#### What you have to do:
Identify each line holding the string "Eigen" and copy it.
━━━ Material to process ━━━
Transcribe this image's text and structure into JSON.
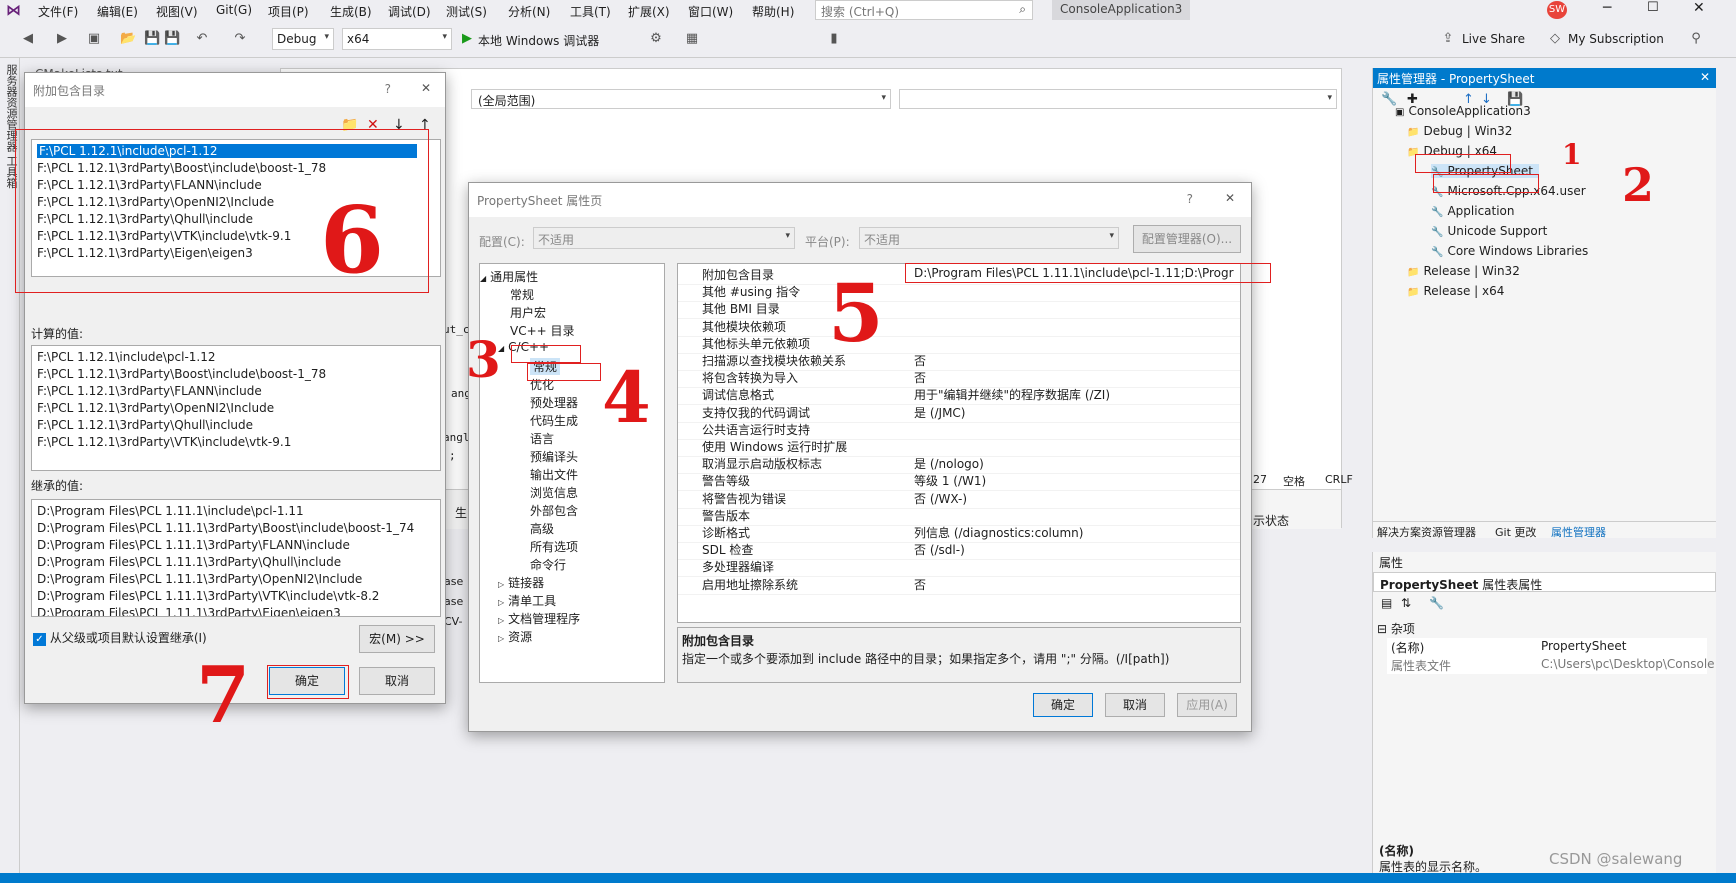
{
  "menu": [
    "文件(F)",
    "编辑(E)",
    "视图(V)",
    "Git(G)",
    "项目(P)",
    "生成(B)",
    "调试(D)",
    "测试(S)",
    "分析(N)",
    "工具(T)",
    "扩展(X)",
    "窗口(W)",
    "帮助(H)"
  ],
  "search_placeholder": "搜索 (Ctrl+Q)",
  "solution_name": "ConsoleApplication3",
  "user_initials": "SW",
  "toolbar": {
    "config": "Debug",
    "platform": "x64",
    "run_label": "本地 Windows 调试器",
    "live_share": "Live Share",
    "subscription": "My Subscription"
  },
  "left_dock": "服务器资源管理器  工具箱",
  "editor": {
    "tab1": "CMakeLists.txt",
    "tab2": "CMakeLists.txt",
    "scope": "(全局范围)",
    "line_info": "27",
    "spaces": "空格",
    "crlf": "CRLF",
    "frag1": "ut_c",
    "frag2": "ang",
    "frag3": "angl",
    "frag4": ";",
    "frag5": "示状态",
    "frag6": "ase",
    "frag7": "ase",
    "frag8": "CV-",
    "frag9": "生"
  },
  "prop_manager": {
    "title": "属性管理器 - PropertySheet",
    "root": "ConsoleApplication3",
    "items": [
      "Debug | Win32",
      "Debug | x64",
      "PropertySheet",
      "Microsoft.Cpp.x64.user",
      "Application",
      "Unicode Support",
      "Core Windows Libraries",
      "Release | Win32",
      "Release | x64"
    ],
    "tabs": [
      "解决方案资源管理器",
      "Git 更改",
      "属性管理器"
    ]
  },
  "props_panel": {
    "title": "属性",
    "header": "PropertySheet",
    "header_sub": "属性表属性",
    "group": "杂项",
    "rows": [
      {
        "k": "(名称)",
        "v": "PropertySheet"
      },
      {
        "k": "属性表文件",
        "v": "C:\\Users\\pc\\Desktop\\Console"
      }
    ],
    "desc_title": "(名称)",
    "desc": "属性表的显示名称。",
    "watermark": "CSDN @salewang"
  },
  "inc_dialog": {
    "title": "附加包含目录",
    "entries": [
      "F:\\PCL 1.12.1\\include\\pcl-1.12",
      "F:\\PCL 1.12.1\\3rdParty\\Boost\\include\\boost-1_78",
      "F:\\PCL 1.12.1\\3rdParty\\FLANN\\include",
      "F:\\PCL 1.12.1\\3rdParty\\OpenNI2\\Include",
      "F:\\PCL 1.12.1\\3rdParty\\Qhull\\include",
      "F:\\PCL 1.12.1\\3rdParty\\VTK\\include\\vtk-9.1",
      "F:\\PCL 1.12.1\\3rdParty\\Eigen\\eigen3"
    ],
    "computed_label": "计算的值:",
    "computed": [
      "F:\\PCL 1.12.1\\include\\pcl-1.12",
      "F:\\PCL 1.12.1\\3rdParty\\Boost\\include\\boost-1_78",
      "F:\\PCL 1.12.1\\3rdParty\\FLANN\\include",
      "F:\\PCL 1.12.1\\3rdParty\\OpenNI2\\Include",
      "F:\\PCL 1.12.1\\3rdParty\\Qhull\\include",
      "F:\\PCL 1.12.1\\3rdParty\\VTK\\include\\vtk-9.1"
    ],
    "inherited_label": "继承的值:",
    "inherited": [
      "D:\\Program Files\\PCL 1.11.1\\include\\pcl-1.11",
      "D:\\Program Files\\PCL 1.11.1\\3rdParty\\Boost\\include\\boost-1_74",
      "D:\\Program Files\\PCL 1.11.1\\3rdParty\\FLANN\\include",
      "D:\\Program Files\\PCL 1.11.1\\3rdParty\\Qhull\\include",
      "D:\\Program Files\\PCL 1.11.1\\3rdParty\\OpenNI2\\Include",
      "D:\\Program Files\\PCL 1.11.1\\3rdParty\\VTK\\include\\vtk-8.2",
      "D:\\Program Files\\PCL 1.11.1\\3rdParty\\Eigen\\eigen3"
    ],
    "inherit_check": "从父级或项目默认设置继承(I)",
    "macro_btn": "宏(M) >>",
    "ok": "确定",
    "cancel": "取消"
  },
  "ps_dialog": {
    "title": "PropertySheet 属性页",
    "config_label": "配置(C):",
    "config_val": "不适用",
    "platform_label": "平台(P):",
    "platform_val": "不适用",
    "config_mgr": "配置管理器(O)...",
    "nav": [
      {
        "t": "通用属性",
        "lvl": 0,
        "exp": "◢"
      },
      {
        "t": "常规",
        "lvl": 1
      },
      {
        "t": "用户宏",
        "lvl": 1
      },
      {
        "t": "VC++ 目录",
        "lvl": 1
      },
      {
        "t": "C/C++",
        "lvl": 1,
        "exp": "◢"
      },
      {
        "t": "常规",
        "lvl": 2,
        "sel": true
      },
      {
        "t": "优化",
        "lvl": 2
      },
      {
        "t": "预处理器",
        "lvl": 2
      },
      {
        "t": "代码生成",
        "lvl": 2
      },
      {
        "t": "语言",
        "lvl": 2
      },
      {
        "t": "预编译头",
        "lvl": 2
      },
      {
        "t": "输出文件",
        "lvl": 2
      },
      {
        "t": "浏览信息",
        "lvl": 2
      },
      {
        "t": "外部包含",
        "lvl": 2
      },
      {
        "t": "高级",
        "lvl": 2
      },
      {
        "t": "所有选项",
        "lvl": 2
      },
      {
        "t": "命令行",
        "lvl": 2
      },
      {
        "t": "链接器",
        "lvl": 1,
        "exp": "▷"
      },
      {
        "t": "清单工具",
        "lvl": 1,
        "exp": "▷"
      },
      {
        "t": "文档管理程序",
        "lvl": 1,
        "exp": "▷"
      },
      {
        "t": "资源",
        "lvl": 1,
        "exp": "▷"
      }
    ],
    "props": [
      {
        "k": "附加包含目录",
        "v": "D:\\Program Files\\PCL 1.11.1\\include\\pcl-1.11;D:\\Progr"
      },
      {
        "k": "其他 #using 指令",
        "v": ""
      },
      {
        "k": "其他 BMI 目录",
        "v": ""
      },
      {
        "k": "其他模块依赖项",
        "v": ""
      },
      {
        "k": "其他标头单元依赖项",
        "v": ""
      },
      {
        "k": "扫描源以查找模块依赖关系",
        "v": "否"
      },
      {
        "k": "将包含转换为导入",
        "v": "否"
      },
      {
        "k": "调试信息格式",
        "v": "用于\"编辑并继续\"的程序数据库 (/ZI)"
      },
      {
        "k": "支持仅我的代码调试",
        "v": "是 (/JMC)"
      },
      {
        "k": "公共语言运行时支持",
        "v": ""
      },
      {
        "k": "使用 Windows 运行时扩展",
        "v": ""
      },
      {
        "k": "取消显示启动版权标志",
        "v": "是 (/nologo)"
      },
      {
        "k": "警告等级",
        "v": "等级 1 (/W1)"
      },
      {
        "k": "将警告视为错误",
        "v": "否 (/WX-)"
      },
      {
        "k": "警告版本",
        "v": ""
      },
      {
        "k": "诊断格式",
        "v": "列信息 (/diagnostics:column)"
      },
      {
        "k": "SDL 检查",
        "v": "否 (/sdl-)"
      },
      {
        "k": "多处理器编译",
        "v": ""
      },
      {
        "k": "启用地址擦除系统",
        "v": "否"
      }
    ],
    "desc_title": "附加包含目录",
    "desc": "指定一个或多个要添加到 include 路径中的目录；如果指定多个，请用 \";\" 分隔。(/I[path])",
    "ok": "确定",
    "cancel": "取消",
    "apply": "应用(A)"
  },
  "annotations": [
    "1",
    "2",
    "3",
    "4",
    "5",
    "6",
    "7"
  ]
}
━━━
#### Solution to this problem:
      "F:\\PCL 1.12.1\\3rdParty\\Eigen\\eigen3"
      "D:\\Program Files\\PCL 1.11.1\\3rdParty\\Eigen\\eigen3"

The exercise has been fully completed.